● SOURCE EXTRACT:
⁂

The formal design of the banknotes began in 1998 and was performed by a team led by art director Jorge Peral at the Canadian Bank Note Company, which also had members from the British American Bank Note Company. The team created model designs that were reviewed by focus groups. The Bank of Canada had considered using portraits of famous Canadian artists and inventors, instead of those of the Queen of Canada and former prime ministers, but ultimately rejected the idea at the request of Jean Chrétien, who preferred the familiar portraits.

Early prototype designs included prominent portraits and vignettes of parliamentary buildings similar to those of the final design. The reverse of each denomination featured an animal indigenous to Canada in vertical portrait orientation. The set of themes that would ultimately be chosen had to adhere to modern banknote security design principles and "reflect fundamental values recognized and cherished across the country". These values included Canadian culture, diversity (for example multiculturalism), achievements, and that the concepts could be rendered artistically. Two elements of the design would not be changed: the portraits featured on each denomination and the dominant colour for each denomination, both of which were to be the same as those for the respective denomination in the Birds of Canada series.

⁂

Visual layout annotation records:
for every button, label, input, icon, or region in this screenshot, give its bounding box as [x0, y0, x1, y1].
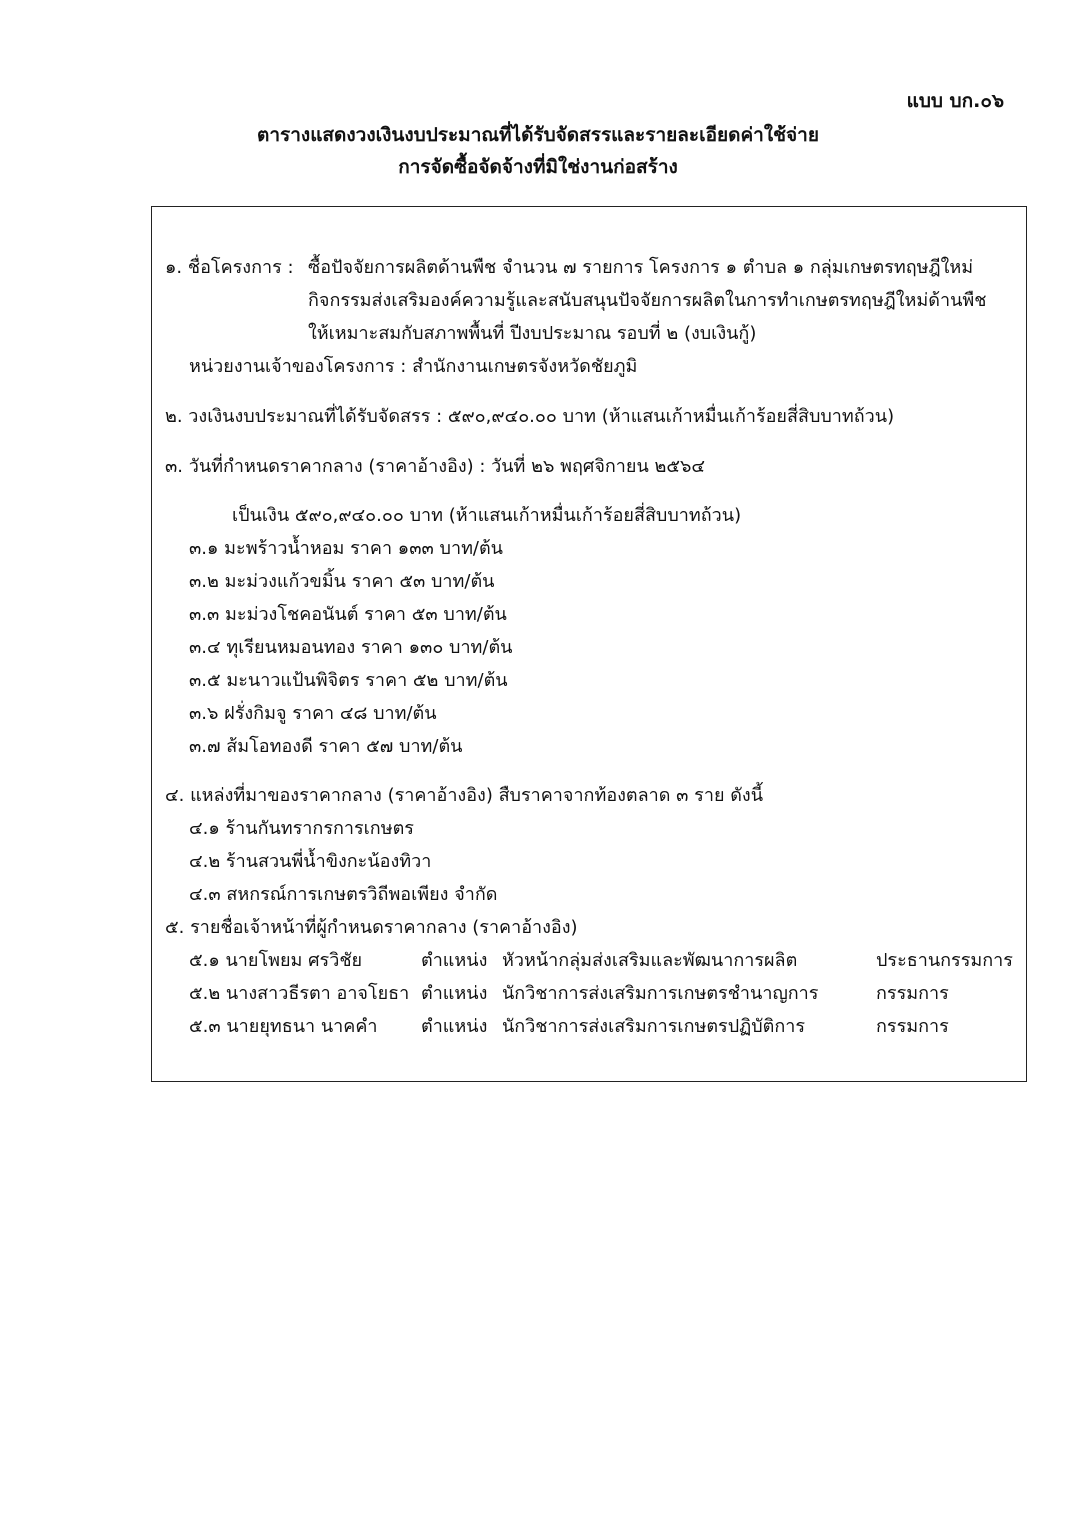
- section1-label: ๑. ชื่อโครงการ :: [165, 257, 294, 278]
- member-position: นักวิชาการส่งเสริมการเกษตรปฏิบัติการ: [502, 1016, 806, 1037]
- price-source-heading: ๔. แหล่งที่มาของราคากลาง (ราคาอ้างอิง) สืบราคาจากท้องตลาด ๓ ราย ดังนี้: [165, 785, 764, 806]
- member-position: นักวิชาการส่งเสริมการเกษตรชำนาญการ: [502, 983, 819, 1004]
- project-name-line3: ให้เหมาะสมกับสภาพพื้นที่ ปีงบประมาณ รอบที่ ๒ (งบเงินกู้): [308, 323, 757, 344]
- price-source-item: ๔.๓ สหกรณ์การเกษตรวิถีพอเพียง จำกัด: [189, 884, 498, 905]
- price-source-item: ๔.๑ ร้านกันทรากรการเกษตร: [189, 818, 414, 839]
- form-code: แบบ บก.๐๖: [906, 90, 1004, 112]
- document-title-line1: ตารางแสดงวงเงินงบประมาณที่ได้รับจัดสรรและรายละเอียดค่าใช้จ่าย: [257, 124, 819, 146]
- price-source-item: ๔.๒ ร้านสวนพี่น้ำขิงกะน้องทิวา: [189, 851, 432, 872]
- price-item: ๓.๓ มะม่วงโชคอนันต์ ราคา ๕๓ บาท/ต้น: [189, 604, 507, 625]
- member-position: หัวหน้ากลุ่มส่งเสริมและพัฒนาการผลิต: [502, 950, 798, 971]
- project-name-line2: กิจกรรมส่งเสริมองค์ความรู้และสนับสนุนปัจจัยการผลิตในการทำเกษตรทฤษฎีใหม่ด้านพืช: [308, 290, 987, 311]
- budget-allocated: ๒. วงเงินงบประมาณที่ได้รับจัดสรร : ๕๙๐,๙๔๐.๐๐ บาท (ห้าแสนเก้าหมื่นเก้าร้อยสี่สิบบาทถ้วน): [165, 406, 895, 427]
- price-item: ๓.๖ ฝรั่งกิมจู ราคา ๔๘ บาท/ต้น: [189, 703, 437, 724]
- project-name-line1: ซื้อปัจจัยการผลิตด้านพืช จำนวน ๗ รายการ โครงการ ๑ ตำบล ๑ กลุ่มเกษตรทฤษฎีใหม่: [308, 257, 974, 278]
- reference-amount: เป็นเงิน ๕๙๐,๙๔๐.๐๐ บาท (ห้าแสนเก้าหมื่นเก้าร้อยสี่สิบบาทถ้วน): [232, 505, 742, 526]
- member-position-label: ตำแหน่ง: [421, 1016, 488, 1037]
- price-item: ๓.๕ มะนาวแป้นพิจิตร ราคา ๕๒ บาท/ต้น: [189, 670, 508, 691]
- reference-price-date: ๓. วันที่กำหนดราคากลาง (ราคาอ้างอิง) : วันที่ ๒๖ พฤศจิกายน ๒๕๖๔: [165, 456, 706, 477]
- member-name: ๕.๑ นายโพยม ศรวิชัย: [189, 950, 363, 971]
- price-item: ๓.๑ มะพร้าวน้ำหอม ราคา ๑๓๓ บาท/ต้น: [189, 538, 503, 559]
- member-role: ประธานกรรมการ: [876, 950, 1013, 971]
- committee-heading: ๕. รายชื่อเจ้าหน้าที่ผู้กำหนดราคากลาง (ราคาอ้างอิง): [165, 917, 578, 938]
- price-item: ๓.๗ ส้มโอทองดี ราคา ๕๗ บาท/ต้น: [189, 736, 463, 757]
- member-name: ๕.๒ นางสาวธีรตา อาจโยธา: [189, 983, 410, 1004]
- price-item: ๓.๒ มะม่วงแก้วขมิ้น ราคา ๕๓ บาท/ต้น: [189, 571, 495, 592]
- document-title-line2: การจัดซื้อจัดจ้างที่มิใช่งานก่อสร้าง: [398, 156, 678, 178]
- member-role: กรรมการ: [876, 983, 949, 1004]
- member-position-label: ตำแหน่ง: [421, 950, 488, 971]
- member-name: ๕.๓ นายยุทธนา นาคคำ: [189, 1016, 378, 1037]
- project-owner: หน่วยงานเจ้าของโครงการ : สำนักงานเกษตรจังหวัดชัยภูมิ: [189, 356, 638, 377]
- price-item: ๓.๔ ทุเรียนหมอนทอง ราคา ๑๓๐ บาท/ต้น: [189, 637, 513, 658]
- member-position-label: ตำแหน่ง: [421, 983, 488, 1004]
- member-role: กรรมการ: [876, 1016, 949, 1037]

⁂

● EXERCISE TASKS:
1 – According to the banknote design text, who led the team that performed the formal design of the banknotes?
2 – Carry on the banknote design text, picking up right after its final sentence.
These records are separate material and have no connection to the banknote design text.

● RESULTS OF THE EXERCISE:
1 – Art director Jorge Peral at the Canadian Bank Note Company led the team.

2 –
It was the first time the Bank of Canada involved the public in the design process for a banknote series, conducting telephone surveys in 1997 to obtain public opinion about design themes and selecting individuals to participate in focus groups to review design selections. Children throughout Canada submitted designs to the Bank of Canada via their elementary schools, and over 4,000 Canadians participated in the design process.

All banknotes in the series feature a stylised Flag of Canada in the upper right-hand corner of the obverse, and measured 152.4 by 69.85 mm. Each banknote also included an excerpt from literary works reflecting the denomination's theme.

==Security==
Because of the increasing proliferation of affordable consumer colour photocopiers, inkjet printers, and scanners, the security features of Birds of Canada was becoming increasingly easier to circumvent. As a result, the Bank of Canada undertook development of the Canadian Journey Series, during which time it also developed a new anti-counterfeiting strategy.

In addition to improving the security of the substrate and the integration of security features in the banknote designs, the Bank of Canada also launched a public education campaign, actively deterred counterfeiting by closer collaboration with law enforcement, and accelerated the removal and destruction of banknotes from older series from circulation. Moreover, it actively discourages financial transactions using banknotes from older series.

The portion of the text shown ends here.